Exercise aim: Gather from the material every line that contains the string "this".

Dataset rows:
____________________

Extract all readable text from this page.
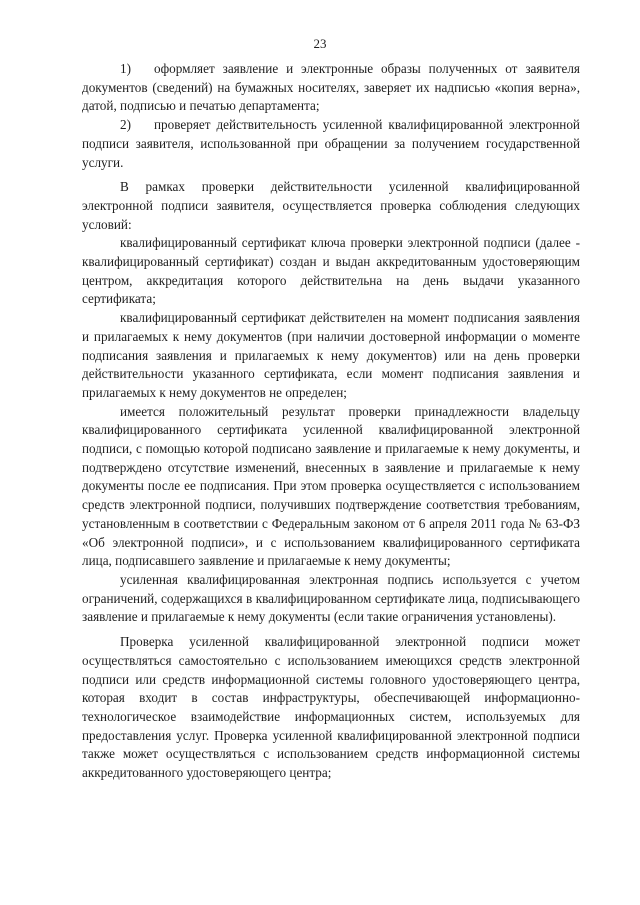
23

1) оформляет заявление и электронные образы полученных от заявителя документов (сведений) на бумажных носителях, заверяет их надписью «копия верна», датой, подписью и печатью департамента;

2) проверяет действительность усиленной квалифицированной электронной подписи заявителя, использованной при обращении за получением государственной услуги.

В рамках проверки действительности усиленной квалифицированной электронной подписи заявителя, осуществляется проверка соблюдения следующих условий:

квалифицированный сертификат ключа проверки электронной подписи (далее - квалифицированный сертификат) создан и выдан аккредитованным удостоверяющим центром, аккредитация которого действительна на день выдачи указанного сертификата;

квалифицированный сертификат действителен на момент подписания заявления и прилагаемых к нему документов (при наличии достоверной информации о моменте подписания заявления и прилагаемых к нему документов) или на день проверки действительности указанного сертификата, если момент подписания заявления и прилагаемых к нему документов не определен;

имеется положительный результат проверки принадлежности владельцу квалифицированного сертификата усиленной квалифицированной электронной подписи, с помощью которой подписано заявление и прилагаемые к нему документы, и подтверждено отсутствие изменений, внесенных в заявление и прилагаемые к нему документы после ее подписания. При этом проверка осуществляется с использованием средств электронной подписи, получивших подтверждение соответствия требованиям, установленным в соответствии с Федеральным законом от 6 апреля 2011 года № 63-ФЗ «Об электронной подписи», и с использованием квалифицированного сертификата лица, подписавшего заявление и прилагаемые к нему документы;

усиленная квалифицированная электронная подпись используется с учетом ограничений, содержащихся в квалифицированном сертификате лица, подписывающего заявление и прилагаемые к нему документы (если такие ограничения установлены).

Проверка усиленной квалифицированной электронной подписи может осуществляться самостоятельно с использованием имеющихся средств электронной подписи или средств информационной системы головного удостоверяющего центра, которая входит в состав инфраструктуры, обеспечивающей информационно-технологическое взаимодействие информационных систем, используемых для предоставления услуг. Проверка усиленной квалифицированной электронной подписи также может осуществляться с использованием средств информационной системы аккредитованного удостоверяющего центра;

____________________

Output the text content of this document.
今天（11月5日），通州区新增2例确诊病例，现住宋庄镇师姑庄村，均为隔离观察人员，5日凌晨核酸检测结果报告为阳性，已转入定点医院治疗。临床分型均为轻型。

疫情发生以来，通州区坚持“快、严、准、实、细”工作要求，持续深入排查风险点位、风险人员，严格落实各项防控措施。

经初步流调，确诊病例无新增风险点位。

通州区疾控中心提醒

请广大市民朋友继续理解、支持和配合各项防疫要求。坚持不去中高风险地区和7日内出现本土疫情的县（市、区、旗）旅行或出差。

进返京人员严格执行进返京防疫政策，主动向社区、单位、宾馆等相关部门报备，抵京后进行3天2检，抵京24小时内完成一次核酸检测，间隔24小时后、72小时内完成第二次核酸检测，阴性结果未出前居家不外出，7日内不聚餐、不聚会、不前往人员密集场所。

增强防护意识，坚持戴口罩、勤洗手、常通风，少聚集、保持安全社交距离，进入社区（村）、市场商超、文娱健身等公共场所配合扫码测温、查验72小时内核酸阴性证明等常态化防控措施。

____________________

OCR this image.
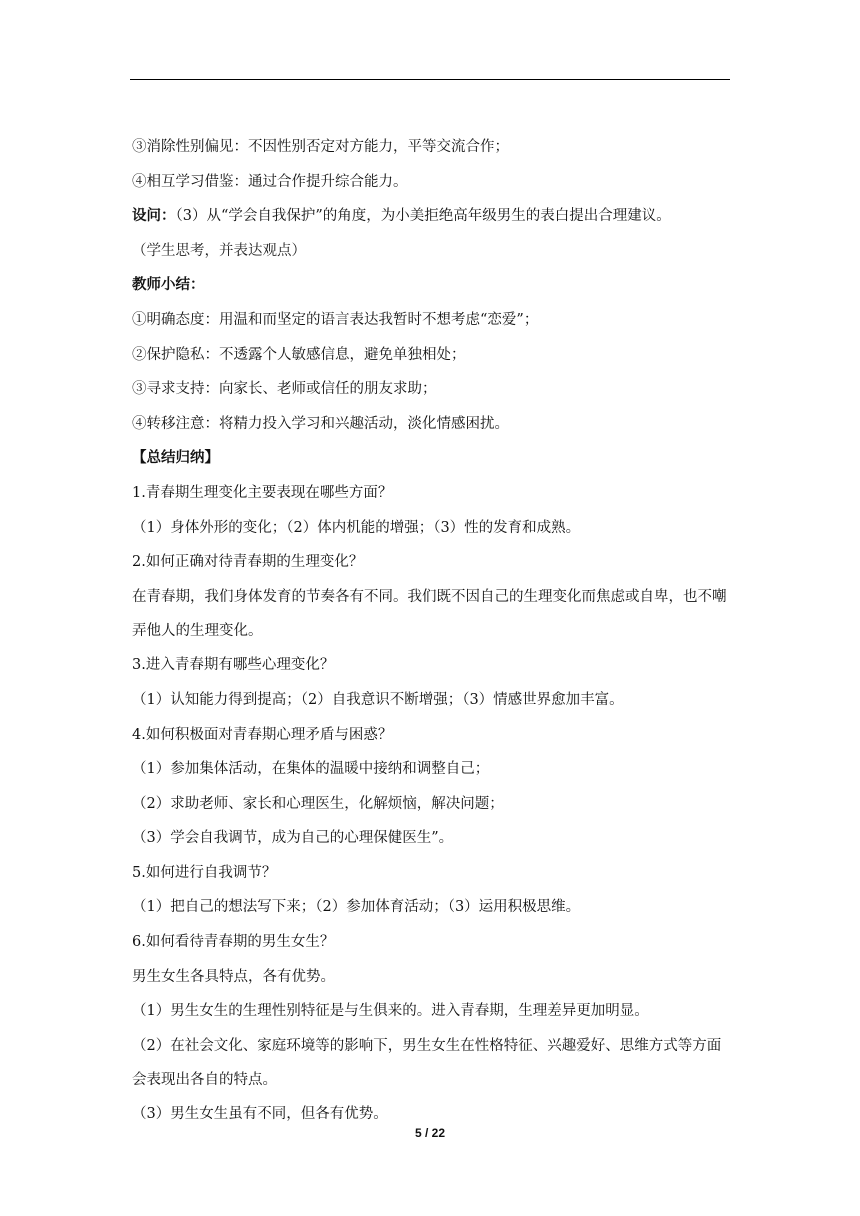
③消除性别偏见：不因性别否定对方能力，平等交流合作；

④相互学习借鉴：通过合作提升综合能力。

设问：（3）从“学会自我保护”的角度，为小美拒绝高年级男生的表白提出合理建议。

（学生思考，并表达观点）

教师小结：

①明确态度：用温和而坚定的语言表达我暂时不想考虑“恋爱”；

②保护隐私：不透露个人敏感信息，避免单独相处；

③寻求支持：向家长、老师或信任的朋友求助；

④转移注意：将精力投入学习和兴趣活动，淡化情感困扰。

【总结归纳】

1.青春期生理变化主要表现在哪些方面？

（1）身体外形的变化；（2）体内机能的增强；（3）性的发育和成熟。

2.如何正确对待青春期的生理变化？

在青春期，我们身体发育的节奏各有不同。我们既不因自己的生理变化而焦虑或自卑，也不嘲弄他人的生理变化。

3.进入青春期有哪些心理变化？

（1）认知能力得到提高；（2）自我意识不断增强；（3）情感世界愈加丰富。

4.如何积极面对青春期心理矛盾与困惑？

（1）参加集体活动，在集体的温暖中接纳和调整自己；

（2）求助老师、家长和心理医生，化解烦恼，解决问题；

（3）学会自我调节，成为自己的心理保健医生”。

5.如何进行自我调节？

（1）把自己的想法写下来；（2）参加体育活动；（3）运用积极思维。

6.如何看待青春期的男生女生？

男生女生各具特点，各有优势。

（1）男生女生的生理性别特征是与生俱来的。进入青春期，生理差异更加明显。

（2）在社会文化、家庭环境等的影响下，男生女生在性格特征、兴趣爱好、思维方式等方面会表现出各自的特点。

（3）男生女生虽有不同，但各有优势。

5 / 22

____________________

Right answer:
Extract all readable text from this page.
Output the text content of this document.
OCR this image.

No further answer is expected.